Instructions to follow. Duplicate the rows below, starting with the first row and ending with the row that contains "x-tick-label: −2 xyxy=(62,380,84,403)". Keep every character unchanged.

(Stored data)
━━━━━━━━━━━━━━━━━━━━

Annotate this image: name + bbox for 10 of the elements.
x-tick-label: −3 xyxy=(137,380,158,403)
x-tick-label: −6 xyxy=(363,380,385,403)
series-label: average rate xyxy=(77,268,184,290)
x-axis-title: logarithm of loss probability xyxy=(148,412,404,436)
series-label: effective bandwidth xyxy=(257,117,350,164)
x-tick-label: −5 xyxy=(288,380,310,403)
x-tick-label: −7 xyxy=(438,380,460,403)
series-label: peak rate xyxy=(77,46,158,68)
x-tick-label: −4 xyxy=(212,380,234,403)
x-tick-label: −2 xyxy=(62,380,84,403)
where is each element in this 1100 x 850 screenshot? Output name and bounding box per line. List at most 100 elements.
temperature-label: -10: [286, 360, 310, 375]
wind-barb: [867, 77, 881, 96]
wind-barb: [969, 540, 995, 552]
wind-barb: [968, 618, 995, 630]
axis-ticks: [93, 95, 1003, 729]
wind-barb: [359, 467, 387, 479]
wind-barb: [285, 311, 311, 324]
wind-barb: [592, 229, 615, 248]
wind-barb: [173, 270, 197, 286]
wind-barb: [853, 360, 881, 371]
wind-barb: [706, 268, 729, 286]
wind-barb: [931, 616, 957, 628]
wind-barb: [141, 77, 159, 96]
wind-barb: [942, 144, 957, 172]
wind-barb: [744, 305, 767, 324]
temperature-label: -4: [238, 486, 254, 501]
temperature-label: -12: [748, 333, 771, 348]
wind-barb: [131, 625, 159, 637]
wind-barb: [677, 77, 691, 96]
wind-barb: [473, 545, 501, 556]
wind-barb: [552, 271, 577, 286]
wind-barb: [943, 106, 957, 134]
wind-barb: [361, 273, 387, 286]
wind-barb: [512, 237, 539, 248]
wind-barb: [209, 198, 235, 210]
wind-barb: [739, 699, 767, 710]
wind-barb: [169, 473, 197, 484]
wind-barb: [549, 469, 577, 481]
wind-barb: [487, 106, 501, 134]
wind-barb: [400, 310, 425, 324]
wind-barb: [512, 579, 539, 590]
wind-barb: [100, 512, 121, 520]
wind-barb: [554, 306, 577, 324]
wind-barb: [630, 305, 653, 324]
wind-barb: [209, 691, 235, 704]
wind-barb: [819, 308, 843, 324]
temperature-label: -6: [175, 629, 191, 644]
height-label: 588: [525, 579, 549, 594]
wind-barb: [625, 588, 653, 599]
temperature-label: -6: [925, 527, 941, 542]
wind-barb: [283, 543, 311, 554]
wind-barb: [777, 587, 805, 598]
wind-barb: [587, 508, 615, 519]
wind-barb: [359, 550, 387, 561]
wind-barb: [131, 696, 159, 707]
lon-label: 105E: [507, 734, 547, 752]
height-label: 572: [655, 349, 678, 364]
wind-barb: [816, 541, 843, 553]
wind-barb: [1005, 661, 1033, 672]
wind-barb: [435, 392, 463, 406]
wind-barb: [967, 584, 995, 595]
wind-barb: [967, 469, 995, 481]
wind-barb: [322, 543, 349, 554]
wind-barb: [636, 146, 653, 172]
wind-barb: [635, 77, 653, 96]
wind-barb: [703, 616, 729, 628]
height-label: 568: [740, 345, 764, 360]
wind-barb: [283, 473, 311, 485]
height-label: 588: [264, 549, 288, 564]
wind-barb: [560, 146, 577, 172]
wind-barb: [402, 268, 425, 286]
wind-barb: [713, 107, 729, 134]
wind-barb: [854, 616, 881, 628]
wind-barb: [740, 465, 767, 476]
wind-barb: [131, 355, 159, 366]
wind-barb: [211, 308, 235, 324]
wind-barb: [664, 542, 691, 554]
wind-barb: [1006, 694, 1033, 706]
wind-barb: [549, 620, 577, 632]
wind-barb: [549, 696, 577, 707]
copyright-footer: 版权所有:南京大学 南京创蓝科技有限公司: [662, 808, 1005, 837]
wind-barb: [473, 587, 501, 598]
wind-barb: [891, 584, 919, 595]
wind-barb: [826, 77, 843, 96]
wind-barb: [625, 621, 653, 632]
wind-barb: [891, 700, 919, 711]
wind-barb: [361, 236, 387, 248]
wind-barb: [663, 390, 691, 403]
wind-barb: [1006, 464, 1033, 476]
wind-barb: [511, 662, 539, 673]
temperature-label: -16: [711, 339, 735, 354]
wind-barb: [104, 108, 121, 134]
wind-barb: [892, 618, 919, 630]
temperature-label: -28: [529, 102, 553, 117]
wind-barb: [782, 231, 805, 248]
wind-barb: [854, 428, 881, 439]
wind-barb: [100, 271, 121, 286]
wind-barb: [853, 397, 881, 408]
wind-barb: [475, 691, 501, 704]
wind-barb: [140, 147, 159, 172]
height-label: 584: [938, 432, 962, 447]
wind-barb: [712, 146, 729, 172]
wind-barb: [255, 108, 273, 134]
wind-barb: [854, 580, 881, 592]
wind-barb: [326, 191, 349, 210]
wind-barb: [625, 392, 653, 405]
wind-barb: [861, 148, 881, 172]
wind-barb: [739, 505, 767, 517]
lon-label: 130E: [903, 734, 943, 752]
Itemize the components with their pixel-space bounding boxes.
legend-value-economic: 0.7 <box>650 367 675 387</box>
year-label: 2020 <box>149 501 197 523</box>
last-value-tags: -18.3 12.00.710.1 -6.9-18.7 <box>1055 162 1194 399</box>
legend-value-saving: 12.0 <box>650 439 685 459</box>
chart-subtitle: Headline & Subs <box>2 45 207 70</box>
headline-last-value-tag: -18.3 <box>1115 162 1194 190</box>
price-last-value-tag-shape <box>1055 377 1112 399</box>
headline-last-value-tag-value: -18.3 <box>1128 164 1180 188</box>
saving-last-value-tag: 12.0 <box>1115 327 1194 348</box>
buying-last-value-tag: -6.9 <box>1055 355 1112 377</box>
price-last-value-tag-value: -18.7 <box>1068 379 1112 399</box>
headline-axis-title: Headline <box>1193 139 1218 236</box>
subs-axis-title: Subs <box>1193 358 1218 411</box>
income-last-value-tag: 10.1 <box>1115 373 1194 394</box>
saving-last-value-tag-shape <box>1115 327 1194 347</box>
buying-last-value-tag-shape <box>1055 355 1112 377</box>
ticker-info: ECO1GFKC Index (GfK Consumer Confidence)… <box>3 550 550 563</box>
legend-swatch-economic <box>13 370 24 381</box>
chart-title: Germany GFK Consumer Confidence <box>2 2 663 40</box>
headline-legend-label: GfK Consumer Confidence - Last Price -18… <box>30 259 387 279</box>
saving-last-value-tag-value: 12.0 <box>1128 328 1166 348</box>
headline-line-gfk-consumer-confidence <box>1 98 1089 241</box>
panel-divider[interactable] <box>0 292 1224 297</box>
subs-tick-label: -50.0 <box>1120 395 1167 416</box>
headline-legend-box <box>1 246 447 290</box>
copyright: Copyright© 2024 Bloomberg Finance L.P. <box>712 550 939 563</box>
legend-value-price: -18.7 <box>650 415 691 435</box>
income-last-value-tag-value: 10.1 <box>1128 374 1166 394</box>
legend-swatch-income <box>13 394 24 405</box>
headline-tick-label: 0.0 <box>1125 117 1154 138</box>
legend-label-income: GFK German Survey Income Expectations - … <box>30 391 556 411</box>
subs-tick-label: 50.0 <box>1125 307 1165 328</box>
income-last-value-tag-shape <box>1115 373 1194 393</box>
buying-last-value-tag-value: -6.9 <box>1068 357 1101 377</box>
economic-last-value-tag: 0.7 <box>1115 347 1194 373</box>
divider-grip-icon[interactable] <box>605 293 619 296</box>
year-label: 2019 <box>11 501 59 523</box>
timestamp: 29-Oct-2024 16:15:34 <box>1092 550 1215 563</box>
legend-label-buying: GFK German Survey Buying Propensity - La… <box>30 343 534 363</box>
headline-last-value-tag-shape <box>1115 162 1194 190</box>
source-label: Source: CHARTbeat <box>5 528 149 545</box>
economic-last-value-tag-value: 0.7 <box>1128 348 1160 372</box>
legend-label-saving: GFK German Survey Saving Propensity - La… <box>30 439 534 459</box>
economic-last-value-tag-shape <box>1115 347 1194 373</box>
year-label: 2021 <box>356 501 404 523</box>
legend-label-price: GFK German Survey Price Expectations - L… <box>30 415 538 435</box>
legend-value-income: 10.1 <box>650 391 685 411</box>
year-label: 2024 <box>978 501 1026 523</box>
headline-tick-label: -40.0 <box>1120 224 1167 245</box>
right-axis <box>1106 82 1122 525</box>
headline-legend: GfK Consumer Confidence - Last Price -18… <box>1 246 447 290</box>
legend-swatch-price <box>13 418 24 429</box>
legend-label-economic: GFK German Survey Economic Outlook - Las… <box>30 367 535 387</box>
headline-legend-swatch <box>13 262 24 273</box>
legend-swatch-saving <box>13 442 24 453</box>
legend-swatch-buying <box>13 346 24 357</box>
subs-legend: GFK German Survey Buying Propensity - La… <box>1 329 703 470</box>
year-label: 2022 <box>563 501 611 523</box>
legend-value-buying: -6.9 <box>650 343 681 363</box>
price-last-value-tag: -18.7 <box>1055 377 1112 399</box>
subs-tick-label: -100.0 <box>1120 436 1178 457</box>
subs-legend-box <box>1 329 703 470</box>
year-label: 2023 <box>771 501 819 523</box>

━━━━━━━━━━━━━━━━━━━━

Exercise solution.
Annotate this image: name + bbox for 10 of the elements.
x-tick-label: −3 xyxy=(137,380,158,403)
x-tick-label: −6 xyxy=(363,380,385,403)
series-label: average rate xyxy=(77,268,184,290)
x-axis-title: logarithm of loss probability xyxy=(148,412,404,436)
series-label: effective bandwidth xyxy=(257,117,350,164)
x-tick-label: −5 xyxy=(288,380,310,403)
x-tick-label: −7 xyxy=(438,380,460,403)
series-label: peak rate xyxy=(77,46,158,68)
x-tick-label: −4 xyxy=(212,380,234,403)
x-tick-label: −2 xyxy=(62,380,84,403)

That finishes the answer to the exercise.